WHAT TO WORK ON:
For the data below, work out how many lines contain the word "perpétuelle" and supply only that number.

Saved entries:
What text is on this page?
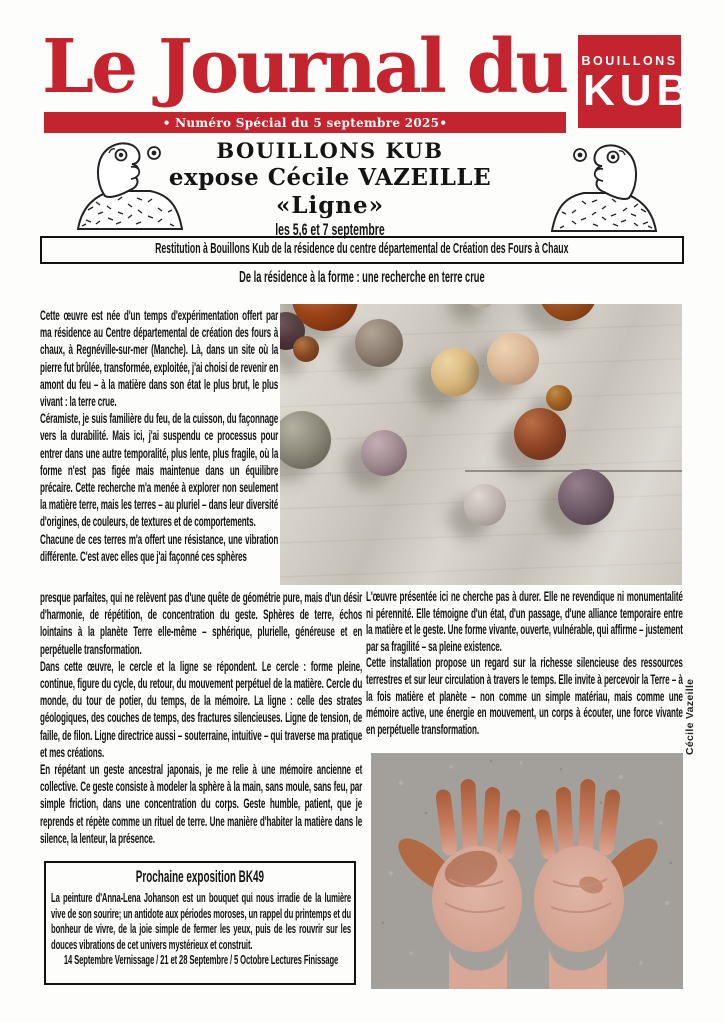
Le Journal du
• Numéro Spécial du 5 septembre 2025•
BOUILLONS
KUB
BOUILLONS KUB
expose Cécile VAZEILLE
«Ligne»
les 5,6 et 7 septembre
Restitution à Bouillons Kub de la résidence du centre départemental de Création des Fours à Chaux
De la résidence à la forme : une recherche en terre crue

Cette œuvre est née d'un temps d'expérimentation offert par ma résidence au Centre départemental de création des fours à chaux, à Regnéville-sur-mer (Manche). Là, dans un site où la pierre fut brûlée, transformée, exploitée, j'ai choisi de revenir en amont du feu – à la matière dans son état le plus brut, le plus vivant : la terre crue.

Céramiste, je suis familière du feu, de la cuisson, du façonnage vers la durabilité. Mais ici, j'ai suspendu ce processus pour entrer dans une autre temporalité, plus lente, plus fragile, où la forme n'est pas figée mais maintenue dans un équilibre précaire. Cette recherche m'a menée à explorer non seulement la matière terre, mais les terres – au pluriel – dans leur diversité d'origines, de couleurs, de textures et de comportements.

Chacune de ces terres m'a offert une résistance, une vibration différente. C'est avec elles que j'ai façonné ces sphères

presque parfaites, qui ne relèvent pas d'une quête de géométrie pure, mais d'un désir d'harmonie, de répétition, de concentration du geste. Sphères de terre, échos lointains à la planète Terre elle-même – sphérique, plurielle, généreuse et en perpétuelle transformation.

Dans cette œuvre, le cercle et la ligne se répondent. Le cercle : forme pleine, continue, figure du cycle, du retour, du mouvement perpétuel de la matière. Cercle du monde, du tour de potier, du temps, de la mémoire. La ligne : celle des strates géologiques, des couches de temps, des fractures silencieuses. Ligne de tension, de faille, de filon. Ligne directrice aussi – souterraine, intuitive – qui traverse ma pratique et mes créations.

En répétant un geste ancestral japonais, je me relie à une mémoire ancienne et collective. Ce geste consiste à modeler la sphère à la main, sans moule, sans feu, par simple friction, dans une concentration du corps. Geste humble, patient, que je reprends et répète comme un rituel de terre. Une manière d'habiter la matière dans le silence, la lenteur, la présence.

L'œuvre présentée ici ne cherche pas à durer. Elle ne revendique ni monumentalité ni pérennité. Elle témoigne d'un état, d'un passage, d'une alliance temporaire entre la matière et le geste. Une forme vivante, ouverte, vulnérable, qui affirme – justement par sa fragilité – sa pleine existence.

Cette installation propose un regard sur la richesse silencieuse des ressources terrestres et sur leur circulation à travers le temps. Elle invite à percevoir la Terre – à la fois matière et planète – non comme un simple matériau, mais comme une mémoire active, une énergie en mouvement, un corps à écouter, une force vivante en perpétuelle transformation.	Cécile Vazeille
Prochaine exposition BK49

La peinture d'Anna-Lena Johanson est un bouquet qui nous irradie de la lumière vive de son sourire; un antidote aux périodes moroses, un rappel du printemps et du bonheur de vivre, de la joie simple de fermer les yeux, puis de les rouvrir sur les douces vibrations de cet univers mystérieux et construit.

14 Septembre Vernissage / 21 et 28 Septembre / 5 Octobre Lectures Finissage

FINISHED EXERCISE:
2